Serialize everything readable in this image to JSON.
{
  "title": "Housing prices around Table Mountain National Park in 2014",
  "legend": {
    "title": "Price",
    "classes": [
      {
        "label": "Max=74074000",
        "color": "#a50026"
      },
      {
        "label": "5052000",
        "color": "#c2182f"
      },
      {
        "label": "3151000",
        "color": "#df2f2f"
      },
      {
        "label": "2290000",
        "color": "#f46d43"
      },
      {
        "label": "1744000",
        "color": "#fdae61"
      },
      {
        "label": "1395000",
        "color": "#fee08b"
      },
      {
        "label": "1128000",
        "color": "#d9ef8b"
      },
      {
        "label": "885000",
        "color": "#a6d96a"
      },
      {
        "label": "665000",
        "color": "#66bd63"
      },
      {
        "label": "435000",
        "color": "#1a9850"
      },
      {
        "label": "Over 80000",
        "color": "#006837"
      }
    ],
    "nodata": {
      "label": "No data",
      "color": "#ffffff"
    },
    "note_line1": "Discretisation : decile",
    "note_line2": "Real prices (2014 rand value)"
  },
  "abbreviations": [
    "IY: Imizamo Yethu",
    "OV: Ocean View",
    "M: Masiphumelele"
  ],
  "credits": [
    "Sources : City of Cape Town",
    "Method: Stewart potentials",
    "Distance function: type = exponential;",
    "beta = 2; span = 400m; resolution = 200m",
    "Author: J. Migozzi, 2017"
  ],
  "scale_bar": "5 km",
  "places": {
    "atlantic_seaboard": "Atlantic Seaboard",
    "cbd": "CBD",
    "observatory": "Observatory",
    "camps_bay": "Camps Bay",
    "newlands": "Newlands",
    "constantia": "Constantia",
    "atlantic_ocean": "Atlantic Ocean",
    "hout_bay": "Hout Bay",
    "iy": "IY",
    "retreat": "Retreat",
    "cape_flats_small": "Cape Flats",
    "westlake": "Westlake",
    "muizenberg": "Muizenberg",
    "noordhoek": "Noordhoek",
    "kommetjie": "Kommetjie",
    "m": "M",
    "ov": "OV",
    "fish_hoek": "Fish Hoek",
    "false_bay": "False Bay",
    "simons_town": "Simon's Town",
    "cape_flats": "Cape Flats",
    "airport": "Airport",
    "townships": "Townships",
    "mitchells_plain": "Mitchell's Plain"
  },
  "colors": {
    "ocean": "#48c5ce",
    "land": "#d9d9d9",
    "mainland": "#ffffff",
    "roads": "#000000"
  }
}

▶ _TO DO_:
Copy the records above exactly.

▶ _FINAL RESULT_:
Serialize everything readable in this image to JSON.
{
  "title": "Housing prices around Table Mountain National Park in 2014",
  "legend": {
    "title": "Price",
    "classes": [
      {
        "label": "Max=74074000",
        "color": "#a50026"
      },
      {
        "label": "5052000",
        "color": "#c2182f"
      },
      {
        "label": "3151000",
        "color": "#df2f2f"
      },
      {
        "label": "2290000",
        "color": "#f46d43"
      },
      {
        "label": "1744000",
        "color": "#fdae61"
      },
      {
        "label": "1395000",
        "color": "#fee08b"
      },
      {
        "label": "1128000",
        "color": "#d9ef8b"
      },
      {
        "label": "885000",
        "color": "#a6d96a"
      },
      {
        "label": "665000",
        "color": "#66bd63"
      },
      {
        "label": "435000",
        "color": "#1a9850"
      },
      {
        "label": "Over 80000",
        "color": "#006837"
      }
    ],
    "nodata": {
      "label": "No data",
      "color": "#ffffff"
    },
    "note_line1": "Discretisation : decile",
    "note_line2": "Real prices (2014 rand value)"
  },
  "abbreviations": [
    "IY: Imizamo Yethu",
    "OV: Ocean View",
    "M: Masiphumelele"
  ],
  "credits": [
    "Sources : City of Cape Town",
    "Method: Stewart potentials",
    "Distance function: type = exponential;",
    "beta = 2; span = 400m; resolution = 200m",
    "Author: J. Migozzi, 2017"
  ],
  "scale_bar": "5 km",
  "places": {
    "atlantic_seaboard": "Atlantic Seaboard",
    "cbd": "CBD",
    "observatory": "Observatory",
    "camps_bay": "Camps Bay",
    "newlands": "Newlands",
    "constantia": "Constantia",
    "atlantic_ocean": "Atlantic Ocean",
    "hout_bay": "Hout Bay",
    "iy": "IY",
    "retreat": "Retreat",
    "cape_flats_small": "Cape Flats",
    "westlake": "Westlake",
    "muizenberg": "Muizenberg",
    "noordhoek": "Noordhoek",
    "kommetjie": "Kommetjie",
    "m": "M",
    "ov": "OV",
    "fish_hoek": "Fish Hoek",
    "false_bay": "False Bay",
    "simons_town": "Simon's Town",
    "cape_flats": "Cape Flats",
    "airport": "Airport",
    "townships": "Townships",
    "mitchells_plain": "Mitchell's Plain"
  },
  "colors": {
    "ocean": "#48c5ce",
    "land": "#d9d9d9",
    "mainland": "#ffffff",
    "roads": "#000000"
  }
}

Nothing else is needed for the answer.